-- YOUR GOAL --
Which lines of the records contain the string "报价平稳"? Pull out every one of them, matching case exactly.

-- Data lines --
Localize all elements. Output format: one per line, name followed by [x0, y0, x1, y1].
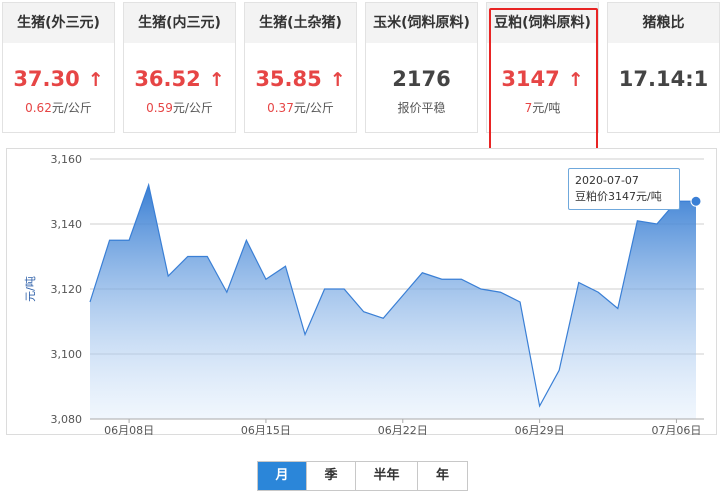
tooltip-date: 2020-07-07	[575, 174, 639, 187]
x-tick-label: 06月22日	[378, 424, 428, 435]
card-title: 生猪(外三元)	[3, 3, 114, 43]
card-change: 报价平稳	[366, 99, 477, 116]
up-arrow-icon: ↑	[329, 69, 346, 91]
card-title: 生猪(土杂猪)	[245, 3, 356, 43]
card-price: 37.30	[13, 67, 80, 91]
card-change: 0.62元/公斤	[3, 99, 114, 116]
change-unit: 报价平稳	[397, 101, 446, 115]
change-unit: 元/公斤	[172, 101, 213, 115]
selected-card-highlight	[489, 8, 598, 157]
tooltip-label: 豆粕价3147元/吨	[575, 190, 662, 203]
card-value: 36.52 ↑	[124, 65, 235, 93]
tab-half-year[interactable]: 半年	[356, 462, 418, 490]
card-value: 17.14:1	[608, 65, 719, 93]
card-price: 36.52	[134, 67, 201, 91]
tab-year[interactable]: 年	[418, 462, 467, 490]
card-change: 0.37元/公斤	[245, 99, 356, 116]
x-tick-label: 07月06日	[651, 424, 701, 435]
tab-quarter[interactable]: 季	[307, 462, 356, 490]
chart-tooltip: 2020-07-07 豆粕价3147元/吨	[568, 168, 680, 210]
card-value: 37.30 ↑	[3, 65, 114, 93]
series-area	[90, 185, 696, 419]
card-price: 17.14:1	[618, 67, 709, 91]
card-price: 2176	[392, 67, 451, 91]
tab-month[interactable]: 月	[258, 462, 307, 490]
card-value: 2176	[366, 65, 477, 93]
up-arrow-icon: ↑	[87, 69, 104, 91]
x-tick-label: 06月15日	[241, 424, 291, 435]
price-card-pig-local[interactable]: 生猪(土杂猪) 35.85 ↑ 0.37元/公斤	[244, 2, 357, 133]
y-tick-label: 3,080	[51, 413, 83, 426]
y-tick-label: 3,140	[51, 218, 83, 231]
change-unit: 元/公斤	[293, 101, 334, 115]
x-tick-label: 06月29日	[515, 424, 565, 435]
price-card-pig-grain-ratio[interactable]: 猪粮比 17.14:1	[607, 2, 720, 133]
card-title: 猪粮比	[608, 3, 719, 43]
period-tabs: 月 季 半年 年	[257, 461, 468, 491]
change-value: 0.59	[146, 101, 173, 115]
card-change: 0.59元/公斤	[124, 99, 235, 116]
card-price: 35.85	[255, 67, 322, 91]
y-axis-label: 元/吨	[24, 276, 37, 302]
price-card-pig-inner[interactable]: 生猪(内三元) 36.52 ↑ 0.59元/公斤	[123, 2, 236, 133]
y-tick-label: 3,100	[51, 348, 83, 361]
price-card-corn[interactable]: 玉米(饲料原料) 2176 报价平稳	[365, 2, 478, 133]
price-card-pig-outer[interactable]: 生猪(外三元) 37.30 ↑ 0.62元/公斤	[2, 2, 115, 133]
change-unit: 元/公斤	[51, 101, 92, 115]
card-title: 生猪(内三元)	[124, 3, 235, 43]
y-tick-label: 3,160	[51, 153, 83, 166]
y-tick-label: 3,120	[51, 283, 83, 296]
highlight-point	[690, 195, 702, 207]
change-value: 0.37	[267, 101, 294, 115]
change-value: 0.62	[25, 101, 52, 115]
card-value: 35.85 ↑	[245, 65, 356, 93]
up-arrow-icon: ↑	[208, 69, 225, 91]
x-tick-label: 06月08日	[104, 424, 154, 435]
card-title: 玉米(饲料原料)	[366, 3, 477, 43]
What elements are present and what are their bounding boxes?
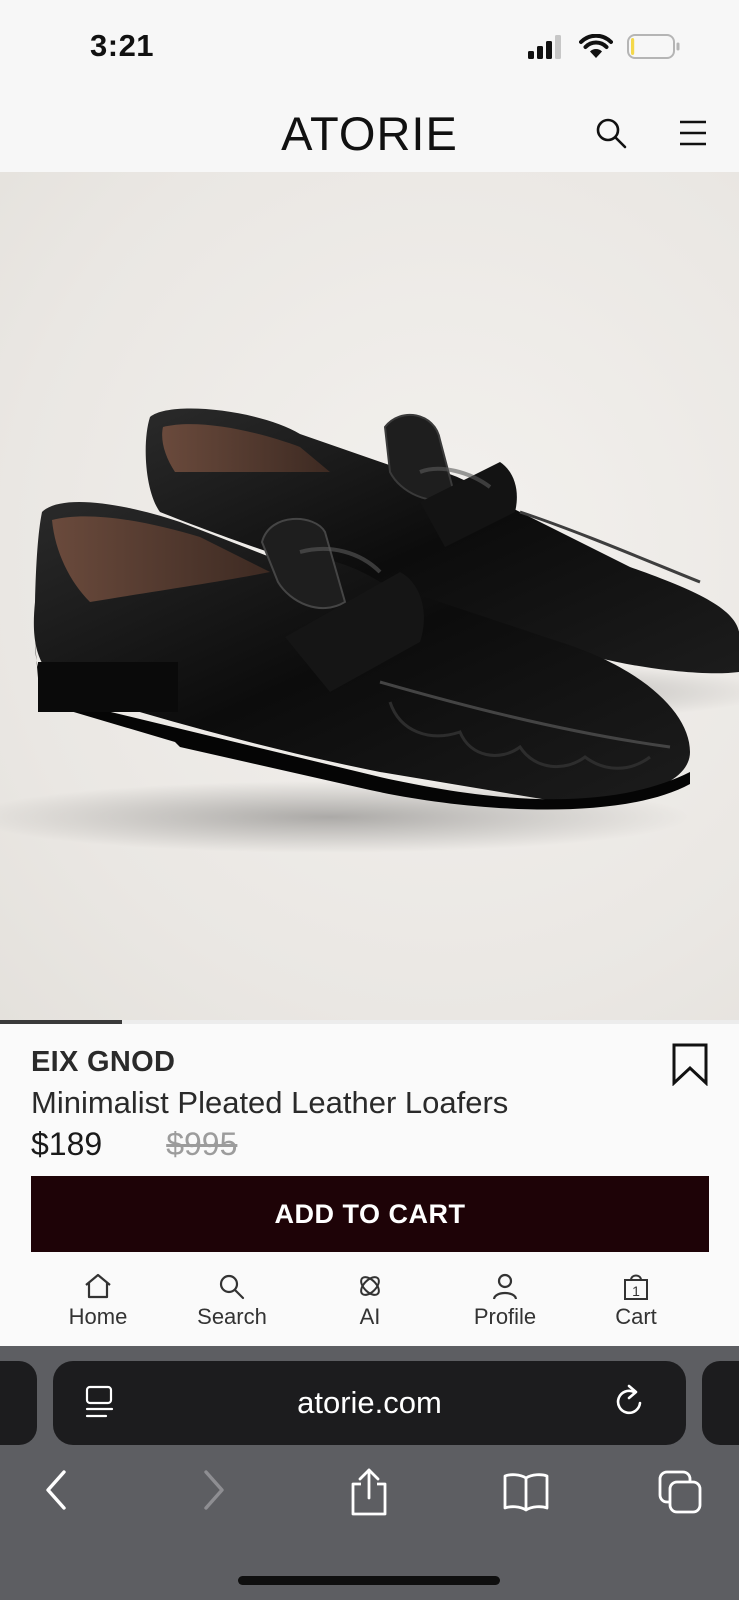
browser-chrome: atorie.com — [0, 1346, 739, 1600]
address-bar[interactable]: atorie.com — [53, 1361, 686, 1445]
next-tab-preview[interactable] — [702, 1361, 739, 1445]
cart-wrap: ADD TO CART — [0, 1172, 739, 1268]
product-info: EIX GNOD Minimalist Pleated Leather Loaf… — [0, 1024, 739, 1174]
loafers-illustration — [0, 408, 739, 853]
menu-icon[interactable] — [678, 118, 708, 148]
search-icon[interactable] — [594, 116, 628, 150]
bottom-nav: Home Search AI Profile 1 Cart — [0, 1268, 739, 1346]
nav-label-home: Home — [68, 1304, 128, 1329]
original-price: $995 — [166, 1126, 238, 1162]
home-indicator — [238, 1576, 500, 1585]
url-text[interactable]: atorie.com — [53, 1385, 686, 1421]
nav-item-cart[interactable]: 1 Cart — [576, 1272, 696, 1330]
reload-icon[interactable] — [614, 1383, 646, 1419]
nav-item-home[interactable]: Home — [38, 1272, 158, 1330]
nav-label-search: Search — [197, 1304, 267, 1329]
battery-icon — [627, 34, 680, 59]
cart-icon: 1 — [624, 1274, 648, 1300]
nav-item-profile[interactable]: Profile — [445, 1272, 565, 1330]
profile-icon — [492, 1273, 518, 1300]
nav-label-ai: AI — [359, 1304, 381, 1329]
site-header: ATORIE — [0, 96, 739, 172]
status-bar: 3:21 — [0, 0, 739, 96]
status-time: 3:21 — [90, 28, 155, 63]
price-row: $189 $995 — [31, 1126, 237, 1163]
search-icon — [219, 1274, 245, 1300]
nav-item-search[interactable]: Search — [172, 1272, 292, 1330]
brand-logo[interactable]: ATORIE — [0, 106, 739, 161]
wifi-icon — [579, 34, 613, 58]
cellular-signal-icon — [528, 34, 561, 59]
bookmarks-icon[interactable] — [502, 1472, 550, 1512]
nav-item-ai[interactable]: AI — [310, 1272, 430, 1330]
tabs-icon[interactable] — [658, 1470, 704, 1514]
nav-label-profile: Profile — [473, 1304, 537, 1329]
product-title: Minimalist Pleated Leather Loafers — [31, 1085, 509, 1120]
home-icon — [85, 1273, 111, 1299]
product-brand[interactable]: EIX GNOD — [31, 1046, 175, 1079]
nav-label-cart: Cart — [615, 1304, 657, 1329]
sale-price: $189 — [31, 1126, 103, 1162]
forward-icon[interactable] — [198, 1468, 228, 1512]
status-icons — [527, 34, 681, 59]
cart-badge-count: 1 — [632, 1283, 640, 1299]
add-to-cart-button[interactable]: ADD TO CART — [31, 1176, 709, 1252]
ai-icon — [360, 1276, 380, 1296]
back-icon[interactable] — [42, 1468, 72, 1512]
product-image[interactable] — [0, 172, 739, 1024]
share-icon[interactable] — [349, 1468, 389, 1516]
bookmark-icon[interactable] — [671, 1042, 709, 1086]
previous-tab-preview[interactable] — [0, 1361, 37, 1445]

-- REPLY --
card-change: 报价平稳	[366, 99, 477, 116]
change-unit: 报价平稳	[397, 101, 446, 115]
price-card-corn[interactable]: 玉米(饲料原料) 2176 报价平稳	[365, 2, 478, 133]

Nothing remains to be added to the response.